— START DATA SHOWN —

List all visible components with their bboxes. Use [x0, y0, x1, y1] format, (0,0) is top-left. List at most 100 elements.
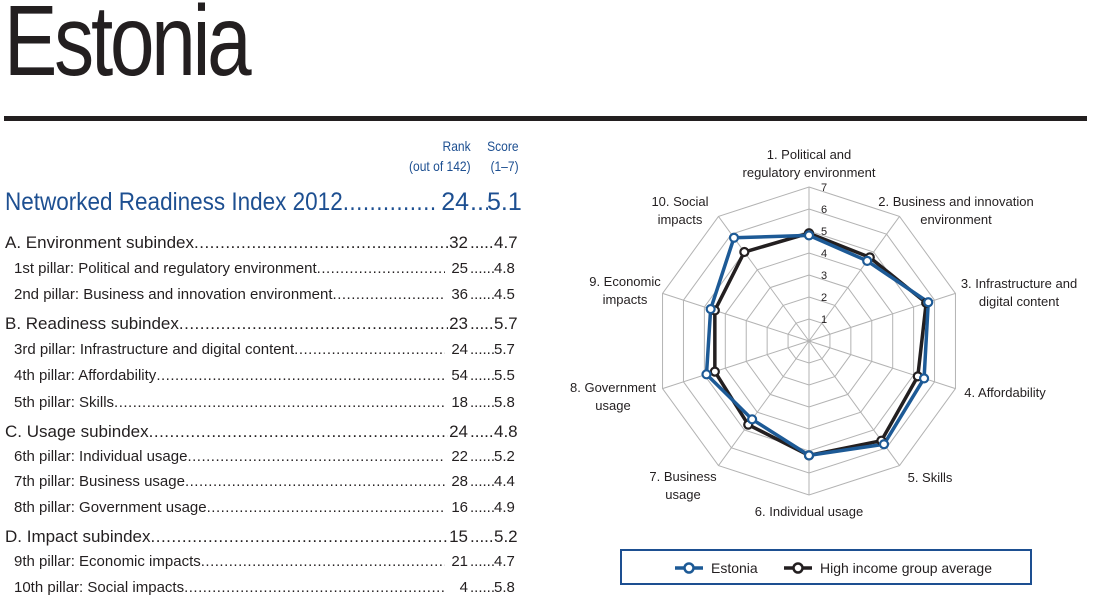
- axis-label: 9. Economic impacts: [589, 274, 661, 307]
- row-rank: 21: [450, 553, 468, 570]
- grid-spoke: [662, 292, 810, 342]
- tick-label: 7: [821, 182, 827, 194]
- row-label: 5th pillar: Skills: [14, 394, 445, 411]
- subindex-row: C. Usage subindex24..........4.8: [0, 422, 525, 446]
- series-line: [704, 233, 931, 458]
- series-point: [803, 450, 815, 461]
- row-score: 4.7: [494, 233, 518, 252]
- tick-label: 3: [821, 270, 827, 282]
- row-label: 4th pillar: Affordability: [14, 367, 445, 384]
- pillar-row: 1st pillar: Political and regulatory env…: [0, 260, 525, 284]
- row-label: 10th pillar: Social impacts: [14, 579, 445, 596]
- tick-label: 4: [821, 248, 827, 260]
- series-point: [803, 230, 815, 241]
- row-rank: 36: [450, 286, 468, 303]
- row-rank: 16: [450, 499, 468, 516]
- axis-label: 10. Social impacts: [651, 194, 708, 227]
- axis-label: 4. Affordability: [964, 385, 1046, 400]
- row-score: 5.7: [494, 314, 518, 333]
- row-rank: 18: [450, 394, 468, 411]
- axis-label: 1. Political and regulatory environment: [743, 147, 876, 180]
- grid-spoke: [808, 292, 956, 342]
- axis-label: 7. Business usage: [649, 469, 717, 502]
- axis-label: 8. Government usage: [570, 380, 656, 413]
- pillar-row: 5th pillar: Skills18..........5.8: [0, 394, 525, 418]
- radar-series: [701, 228, 934, 461]
- row-label: 6th pillar: Individual usage: [14, 448, 445, 465]
- radar-axis-labels: 1. Political and regulatory environment2.…: [570, 147, 1077, 519]
- row-score: 5.7: [494, 341, 515, 358]
- series-point: [701, 369, 712, 380]
- row-rank: 24: [448, 422, 468, 442]
- row-rank: 54: [450, 367, 468, 384]
- row-rank: 23: [448, 314, 468, 334]
- row-score: 4.5: [494, 286, 515, 303]
- tick-label: 1: [821, 314, 827, 326]
- subindex-row: D. Impact subindex15..........5.2: [0, 527, 525, 551]
- subindex-row: B. Readiness subindex23..........5.7: [0, 314, 525, 338]
- pillar-row: 10th pillar: Social impacts4..........5.…: [0, 579, 525, 603]
- row-rank: 25: [450, 260, 468, 277]
- row-label: 8th pillar: Government usage: [14, 499, 445, 516]
- legend-estonia-marker: [683, 562, 695, 574]
- row-label: 7th pillar: Business usage: [14, 473, 445, 490]
- grid-spoke: [808, 216, 900, 342]
- series-point: [728, 232, 740, 243]
- grid-spoke: [808, 340, 956, 390]
- index-label: Networked Readiness Index 2012: [5, 188, 437, 217]
- radar-tick-labels: 1 2 3 4 5 6 7: [821, 182, 827, 326]
- row-rank: 22: [450, 448, 468, 465]
- legend-estonia-label: Estonia: [711, 560, 758, 576]
- pillar-row: 7th pillar: Business usage28..........4.…: [0, 473, 525, 497]
- row-rank: 24: [450, 341, 468, 358]
- rank-header-title: Rank: [442, 138, 471, 154]
- row-score: 5.2: [494, 448, 515, 465]
- row-label: 2nd pillar: Business and innovation envi…: [14, 286, 445, 303]
- series-point: [918, 373, 930, 384]
- pillar-row: 6th pillar: Individual usage22..........…: [0, 448, 525, 472]
- tick-label: 5: [821, 226, 827, 238]
- row-label: B. Readiness subindex: [5, 314, 450, 334]
- row-rank: 4: [458, 579, 468, 596]
- axis-label: 5. Skills: [908, 470, 953, 485]
- row-label: 9th pillar: Economic impacts: [14, 553, 445, 570]
- pillar-row: 2nd pillar: Business and innovation envi…: [0, 286, 525, 310]
- series-point: [862, 255, 873, 267]
- row-score: 4.4: [494, 473, 515, 490]
- chart-legend: Estonia High income group average: [620, 549, 1032, 585]
- rank-column-header: Rank (out of 142): [409, 138, 471, 174]
- row-label: A. Environment subindex: [5, 233, 450, 253]
- tick-label: 2: [821, 292, 827, 304]
- subindex-row: A. Environment subindex32..........4.7: [0, 233, 525, 257]
- axis-label: 2. Business and innovation environment: [878, 194, 1033, 227]
- pillar-row: 8th pillar: Government usage16..........…: [0, 499, 525, 523]
- series-point: [923, 297, 934, 308]
- row-score: 4.7: [494, 553, 515, 570]
- grid-spoke: [662, 340, 810, 390]
- radar-chart: 1 2 3 4 5 6 7 1. Political and regulatory envir…: [570, 147, 1077, 519]
- row-score: 5.2: [494, 527, 518, 546]
- score-header-title: Score: [487, 138, 519, 154]
- row-rank: 32: [448, 233, 468, 253]
- row-label: D. Impact subindex: [5, 527, 450, 547]
- axis-label: 6. Individual usage: [755, 504, 863, 519]
- row-label: 1st pillar: Political and regulatory env…: [14, 260, 445, 277]
- row-score: 5.8: [494, 579, 515, 596]
- series-point: [747, 414, 758, 425]
- pillar-row: 9th pillar: Economic impacts21..........…: [0, 553, 525, 577]
- pillar-row: 4th pillar: Affordability54..........5.5: [0, 367, 525, 391]
- row-label: C. Usage subindex: [5, 422, 450, 442]
- score-header-subtitle: (1–7): [490, 158, 519, 174]
- row-score: 4.9: [494, 499, 515, 516]
- legend-average-label: High income group average: [820, 560, 992, 576]
- series-point: [709, 366, 720, 377]
- index-row: Networked Readiness Index 2012 24 .... 5…: [0, 188, 525, 218]
- grid-spoke: [718, 340, 810, 466]
- axis-label: 3. Infrastructure and digital content: [961, 276, 1077, 309]
- title-divider: [4, 116, 1087, 121]
- score-column-header: Score (1–7): [488, 138, 519, 174]
- series-point: [878, 439, 890, 450]
- tick-label: 6: [821, 204, 827, 216]
- row-label: 3rd pillar: Infrastructure and digital c…: [14, 341, 445, 358]
- row-score: 4.8: [494, 422, 518, 441]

— END DATA SHOWN —

TASK DESCRIPTION: Copy out only the stretch of the entries from the line containing "- axis-label: 9." through the line containing "- row-label: 4th", changing "tick-label" to "axis-tick" and leaving everything else the same.

RESPONSE:
- axis-label: 9. Economic impacts: [589, 274, 661, 307]
- row-rank: 21: [450, 553, 468, 570]
- grid-spoke: [662, 292, 810, 342]
- axis-tick: 7: [821, 182, 827, 194]
- row-label: 5th pillar: Skills: [14, 394, 445, 411]
- subindex-row: C. Usage subindex24..........4.8: [0, 422, 525, 446]
- series-line: [704, 233, 931, 458]
- series-point: [803, 450, 815, 461]
- row-score: 4.7: [494, 233, 518, 252]
- axis-tick: 3: [821, 270, 827, 282]
- row-label: 4th pillar: Affordability: [14, 367, 445, 384]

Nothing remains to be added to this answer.